**INSTRUCTIONS FOR THE TASK**
Extract all lines containing "canal".

Stored entries:
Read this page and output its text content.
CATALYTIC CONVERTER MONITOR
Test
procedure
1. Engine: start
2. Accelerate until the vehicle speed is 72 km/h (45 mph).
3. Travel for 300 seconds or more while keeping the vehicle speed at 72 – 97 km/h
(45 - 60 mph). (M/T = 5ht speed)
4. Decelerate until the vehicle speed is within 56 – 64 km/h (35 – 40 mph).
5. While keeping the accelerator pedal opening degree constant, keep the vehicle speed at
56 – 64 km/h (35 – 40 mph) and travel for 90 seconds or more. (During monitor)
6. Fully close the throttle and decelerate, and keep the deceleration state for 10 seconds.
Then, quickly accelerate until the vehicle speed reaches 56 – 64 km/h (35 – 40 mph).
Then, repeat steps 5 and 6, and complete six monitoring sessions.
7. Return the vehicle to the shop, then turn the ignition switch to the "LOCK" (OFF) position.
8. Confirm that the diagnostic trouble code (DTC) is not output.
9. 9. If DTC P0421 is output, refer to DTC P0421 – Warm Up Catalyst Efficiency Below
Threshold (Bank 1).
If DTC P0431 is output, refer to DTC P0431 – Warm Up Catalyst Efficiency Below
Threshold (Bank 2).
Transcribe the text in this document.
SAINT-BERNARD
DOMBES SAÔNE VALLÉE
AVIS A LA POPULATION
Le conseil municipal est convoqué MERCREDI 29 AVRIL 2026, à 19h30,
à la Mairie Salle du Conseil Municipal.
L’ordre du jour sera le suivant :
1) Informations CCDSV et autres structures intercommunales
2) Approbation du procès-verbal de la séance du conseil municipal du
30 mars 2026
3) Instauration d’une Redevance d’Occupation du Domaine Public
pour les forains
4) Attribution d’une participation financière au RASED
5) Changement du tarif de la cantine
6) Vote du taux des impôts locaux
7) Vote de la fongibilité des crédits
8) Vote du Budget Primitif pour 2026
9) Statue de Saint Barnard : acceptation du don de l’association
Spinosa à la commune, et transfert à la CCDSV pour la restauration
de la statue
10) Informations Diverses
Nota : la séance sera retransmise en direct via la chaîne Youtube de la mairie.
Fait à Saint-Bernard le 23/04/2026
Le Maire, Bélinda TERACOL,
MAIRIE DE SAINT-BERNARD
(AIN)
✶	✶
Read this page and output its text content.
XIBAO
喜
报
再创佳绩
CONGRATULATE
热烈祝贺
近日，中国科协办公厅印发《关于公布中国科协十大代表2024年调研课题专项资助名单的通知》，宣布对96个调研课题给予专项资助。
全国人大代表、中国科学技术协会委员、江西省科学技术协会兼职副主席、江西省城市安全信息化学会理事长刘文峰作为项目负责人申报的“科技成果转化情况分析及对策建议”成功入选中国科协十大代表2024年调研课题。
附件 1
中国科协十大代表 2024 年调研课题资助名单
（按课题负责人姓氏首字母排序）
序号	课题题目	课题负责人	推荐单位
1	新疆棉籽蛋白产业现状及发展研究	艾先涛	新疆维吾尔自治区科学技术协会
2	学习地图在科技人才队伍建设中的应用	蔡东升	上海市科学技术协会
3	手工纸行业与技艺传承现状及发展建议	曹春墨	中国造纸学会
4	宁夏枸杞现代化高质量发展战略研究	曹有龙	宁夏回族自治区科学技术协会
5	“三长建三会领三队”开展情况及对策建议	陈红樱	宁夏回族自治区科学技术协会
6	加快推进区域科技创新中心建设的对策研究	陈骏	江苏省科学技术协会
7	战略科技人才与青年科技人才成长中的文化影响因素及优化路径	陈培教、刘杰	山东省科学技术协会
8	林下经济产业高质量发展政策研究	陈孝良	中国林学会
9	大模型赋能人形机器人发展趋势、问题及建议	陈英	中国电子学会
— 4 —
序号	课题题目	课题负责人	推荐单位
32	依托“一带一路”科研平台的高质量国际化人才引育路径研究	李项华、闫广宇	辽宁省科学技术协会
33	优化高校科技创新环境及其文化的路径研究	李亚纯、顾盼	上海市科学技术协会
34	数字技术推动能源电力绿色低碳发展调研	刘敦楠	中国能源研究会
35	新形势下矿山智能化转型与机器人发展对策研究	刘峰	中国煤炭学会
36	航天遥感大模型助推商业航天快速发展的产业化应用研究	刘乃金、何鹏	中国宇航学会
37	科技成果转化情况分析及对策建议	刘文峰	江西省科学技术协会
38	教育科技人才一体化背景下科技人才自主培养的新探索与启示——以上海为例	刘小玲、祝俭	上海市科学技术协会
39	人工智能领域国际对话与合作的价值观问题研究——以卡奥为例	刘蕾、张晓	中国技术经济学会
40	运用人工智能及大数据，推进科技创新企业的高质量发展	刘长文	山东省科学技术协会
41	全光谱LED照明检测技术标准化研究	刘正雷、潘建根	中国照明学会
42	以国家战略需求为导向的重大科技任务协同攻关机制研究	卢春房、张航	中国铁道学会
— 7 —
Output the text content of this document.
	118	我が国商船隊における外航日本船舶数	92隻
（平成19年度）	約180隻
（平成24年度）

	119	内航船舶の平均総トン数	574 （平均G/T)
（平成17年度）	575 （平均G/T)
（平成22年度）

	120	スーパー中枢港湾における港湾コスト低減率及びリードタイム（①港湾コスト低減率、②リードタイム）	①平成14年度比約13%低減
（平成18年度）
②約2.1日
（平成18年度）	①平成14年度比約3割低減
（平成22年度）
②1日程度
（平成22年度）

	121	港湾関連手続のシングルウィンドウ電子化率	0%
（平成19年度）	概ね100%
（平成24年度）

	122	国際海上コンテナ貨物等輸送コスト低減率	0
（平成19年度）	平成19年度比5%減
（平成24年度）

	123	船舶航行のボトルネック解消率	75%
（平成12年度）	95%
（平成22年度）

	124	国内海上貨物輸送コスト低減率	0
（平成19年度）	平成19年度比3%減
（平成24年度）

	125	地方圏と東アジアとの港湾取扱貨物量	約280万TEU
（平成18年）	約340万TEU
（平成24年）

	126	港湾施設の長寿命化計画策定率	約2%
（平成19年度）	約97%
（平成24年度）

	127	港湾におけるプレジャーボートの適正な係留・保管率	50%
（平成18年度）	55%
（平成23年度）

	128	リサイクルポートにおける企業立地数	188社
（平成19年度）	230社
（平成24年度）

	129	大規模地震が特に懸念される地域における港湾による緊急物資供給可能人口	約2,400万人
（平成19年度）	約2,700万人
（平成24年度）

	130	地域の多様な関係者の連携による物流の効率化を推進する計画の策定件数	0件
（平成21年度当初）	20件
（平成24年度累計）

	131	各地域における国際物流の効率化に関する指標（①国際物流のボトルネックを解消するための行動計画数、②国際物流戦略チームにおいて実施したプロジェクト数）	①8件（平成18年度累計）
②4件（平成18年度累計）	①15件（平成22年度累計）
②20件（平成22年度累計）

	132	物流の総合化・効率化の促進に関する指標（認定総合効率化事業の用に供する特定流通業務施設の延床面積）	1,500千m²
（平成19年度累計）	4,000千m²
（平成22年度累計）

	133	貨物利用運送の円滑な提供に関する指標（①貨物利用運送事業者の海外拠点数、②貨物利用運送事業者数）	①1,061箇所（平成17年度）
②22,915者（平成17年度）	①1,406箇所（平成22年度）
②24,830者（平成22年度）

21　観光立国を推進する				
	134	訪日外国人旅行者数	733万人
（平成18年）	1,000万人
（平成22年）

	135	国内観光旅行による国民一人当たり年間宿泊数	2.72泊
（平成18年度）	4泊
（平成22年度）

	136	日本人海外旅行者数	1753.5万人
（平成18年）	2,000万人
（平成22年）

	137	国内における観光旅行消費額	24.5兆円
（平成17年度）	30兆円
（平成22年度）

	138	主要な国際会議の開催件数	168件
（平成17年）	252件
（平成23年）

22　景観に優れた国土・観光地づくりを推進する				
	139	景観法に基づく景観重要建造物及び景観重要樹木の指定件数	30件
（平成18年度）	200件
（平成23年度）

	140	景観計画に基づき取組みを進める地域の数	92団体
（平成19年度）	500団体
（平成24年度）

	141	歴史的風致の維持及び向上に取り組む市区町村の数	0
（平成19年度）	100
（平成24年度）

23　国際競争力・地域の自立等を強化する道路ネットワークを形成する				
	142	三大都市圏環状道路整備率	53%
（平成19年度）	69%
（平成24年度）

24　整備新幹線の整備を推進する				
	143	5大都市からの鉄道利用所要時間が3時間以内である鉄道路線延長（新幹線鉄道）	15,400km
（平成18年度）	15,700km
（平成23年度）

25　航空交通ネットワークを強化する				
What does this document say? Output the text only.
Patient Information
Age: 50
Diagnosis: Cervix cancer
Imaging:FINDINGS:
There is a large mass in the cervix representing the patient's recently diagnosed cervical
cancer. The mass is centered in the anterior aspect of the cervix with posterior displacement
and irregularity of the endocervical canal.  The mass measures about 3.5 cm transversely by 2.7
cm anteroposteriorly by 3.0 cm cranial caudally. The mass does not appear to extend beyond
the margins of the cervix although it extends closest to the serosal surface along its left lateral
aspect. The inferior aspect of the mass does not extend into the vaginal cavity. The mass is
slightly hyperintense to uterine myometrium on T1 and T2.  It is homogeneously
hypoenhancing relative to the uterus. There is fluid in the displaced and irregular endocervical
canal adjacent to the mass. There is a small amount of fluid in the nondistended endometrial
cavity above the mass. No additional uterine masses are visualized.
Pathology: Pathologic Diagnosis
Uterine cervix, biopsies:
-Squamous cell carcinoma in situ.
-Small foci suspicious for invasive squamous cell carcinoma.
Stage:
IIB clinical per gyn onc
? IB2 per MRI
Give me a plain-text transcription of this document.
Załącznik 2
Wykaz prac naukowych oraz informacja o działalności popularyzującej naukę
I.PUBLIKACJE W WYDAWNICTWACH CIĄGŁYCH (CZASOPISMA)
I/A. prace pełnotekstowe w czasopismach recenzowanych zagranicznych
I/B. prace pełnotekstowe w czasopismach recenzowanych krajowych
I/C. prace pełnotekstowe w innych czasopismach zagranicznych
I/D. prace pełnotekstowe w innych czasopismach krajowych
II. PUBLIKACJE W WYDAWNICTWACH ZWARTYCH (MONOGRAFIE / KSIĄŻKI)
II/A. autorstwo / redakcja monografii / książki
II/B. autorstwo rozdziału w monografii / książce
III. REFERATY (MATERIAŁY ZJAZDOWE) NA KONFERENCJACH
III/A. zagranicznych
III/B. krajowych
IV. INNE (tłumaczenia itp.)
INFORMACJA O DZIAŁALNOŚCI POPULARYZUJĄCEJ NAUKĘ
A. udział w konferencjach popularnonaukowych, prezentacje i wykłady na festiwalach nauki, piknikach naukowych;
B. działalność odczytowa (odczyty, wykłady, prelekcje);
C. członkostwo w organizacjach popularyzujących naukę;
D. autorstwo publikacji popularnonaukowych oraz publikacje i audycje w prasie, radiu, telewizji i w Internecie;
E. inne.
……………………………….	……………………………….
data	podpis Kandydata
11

**ANSWER**
and irregularity of the endocervical canal.  The mass measures about 3.5 cm transversely by 2.7
canal adjacent to the mass. There is a small amount of fluid in the nondistended endometrial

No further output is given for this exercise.